> Stated task: Which lines below hold the word "checklist"? Copy all of them.

= = = = =

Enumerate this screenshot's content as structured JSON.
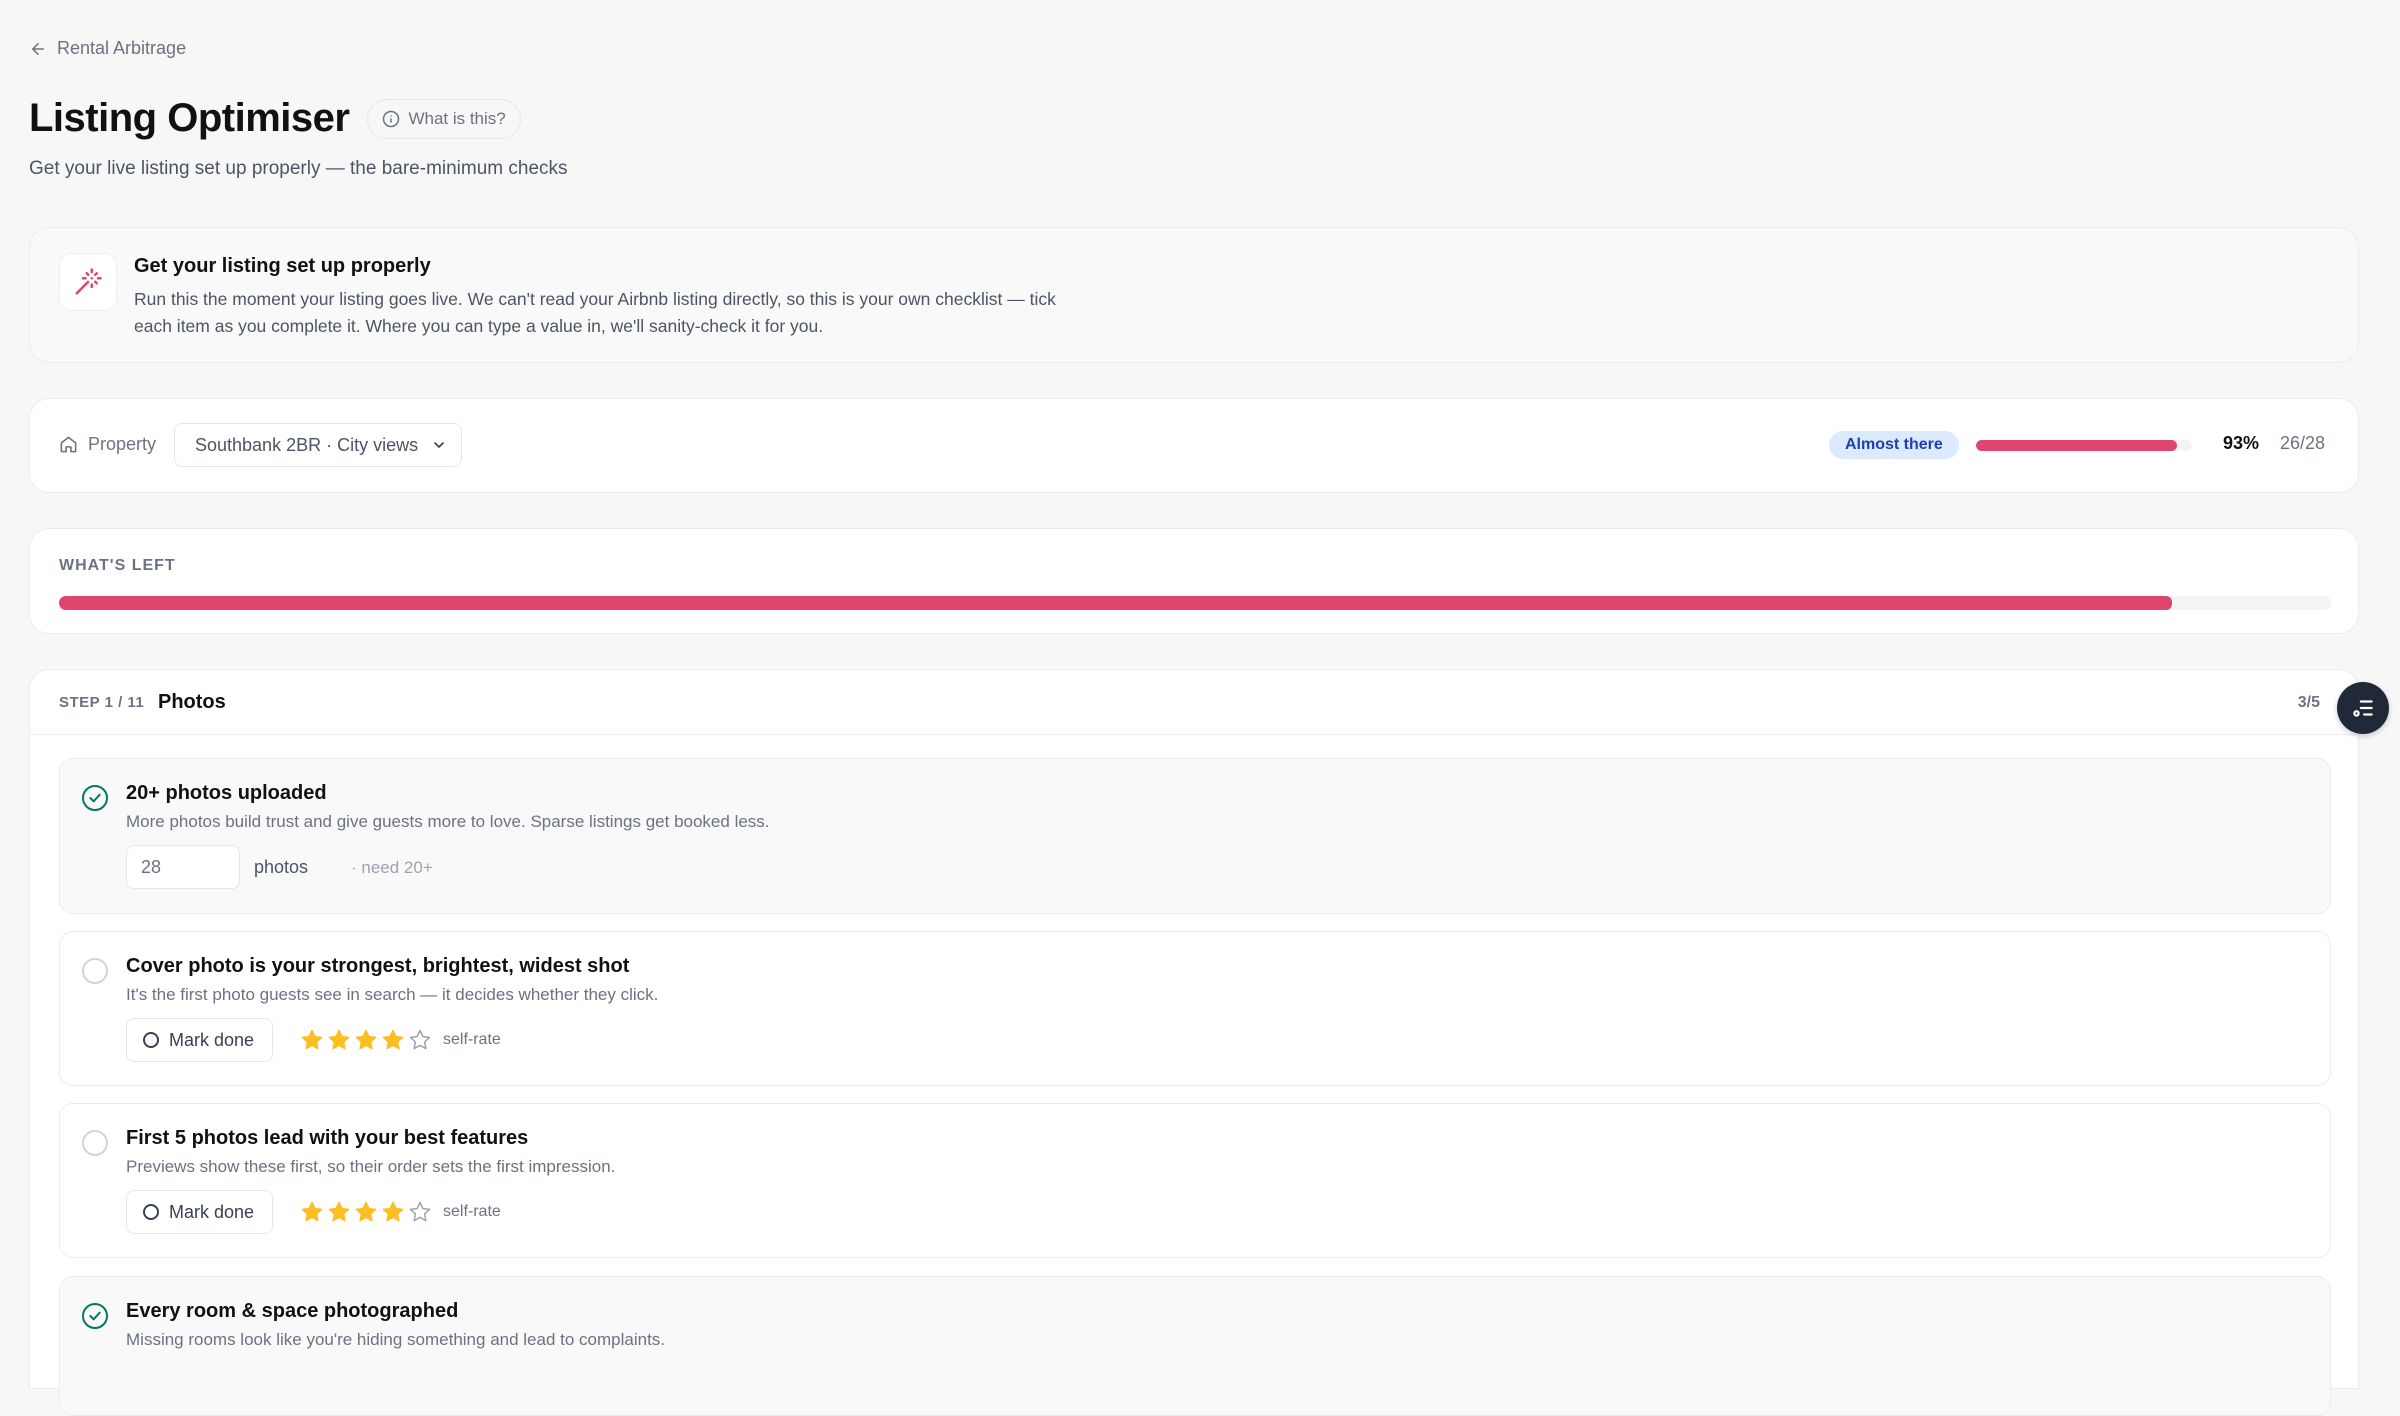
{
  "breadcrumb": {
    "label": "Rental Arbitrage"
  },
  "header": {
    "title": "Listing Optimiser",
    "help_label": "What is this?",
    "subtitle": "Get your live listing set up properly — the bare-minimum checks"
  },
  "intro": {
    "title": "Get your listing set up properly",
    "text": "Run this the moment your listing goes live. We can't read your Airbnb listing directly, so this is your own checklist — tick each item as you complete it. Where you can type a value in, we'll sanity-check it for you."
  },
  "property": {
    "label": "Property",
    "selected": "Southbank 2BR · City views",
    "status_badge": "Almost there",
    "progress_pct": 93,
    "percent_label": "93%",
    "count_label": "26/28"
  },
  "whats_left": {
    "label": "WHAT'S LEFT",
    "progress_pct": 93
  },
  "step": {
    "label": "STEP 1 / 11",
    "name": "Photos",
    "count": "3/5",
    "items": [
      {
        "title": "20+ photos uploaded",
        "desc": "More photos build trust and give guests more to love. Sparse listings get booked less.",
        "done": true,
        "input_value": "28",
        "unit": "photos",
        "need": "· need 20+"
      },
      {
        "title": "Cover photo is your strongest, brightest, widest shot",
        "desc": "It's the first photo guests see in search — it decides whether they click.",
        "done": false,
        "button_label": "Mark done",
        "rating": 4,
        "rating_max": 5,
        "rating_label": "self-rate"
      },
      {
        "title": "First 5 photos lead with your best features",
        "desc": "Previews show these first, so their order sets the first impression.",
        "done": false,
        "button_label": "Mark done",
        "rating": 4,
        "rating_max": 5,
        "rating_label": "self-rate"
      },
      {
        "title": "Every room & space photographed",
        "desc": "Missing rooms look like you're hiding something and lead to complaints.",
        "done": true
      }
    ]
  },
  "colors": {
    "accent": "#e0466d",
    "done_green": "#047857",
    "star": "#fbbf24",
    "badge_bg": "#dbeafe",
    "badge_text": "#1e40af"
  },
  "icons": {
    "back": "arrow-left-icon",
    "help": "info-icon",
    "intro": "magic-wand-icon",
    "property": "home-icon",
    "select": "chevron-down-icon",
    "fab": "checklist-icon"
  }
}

= = = = =

> Task solution:
    "text": "Run this the moment your listing goes live. We can't read your Airbnb listing directly, so this is your own checklist — tick each item as you complete it. Where you can type a value in, we'll sanity-check it for you."
    "fab": "checklist-icon"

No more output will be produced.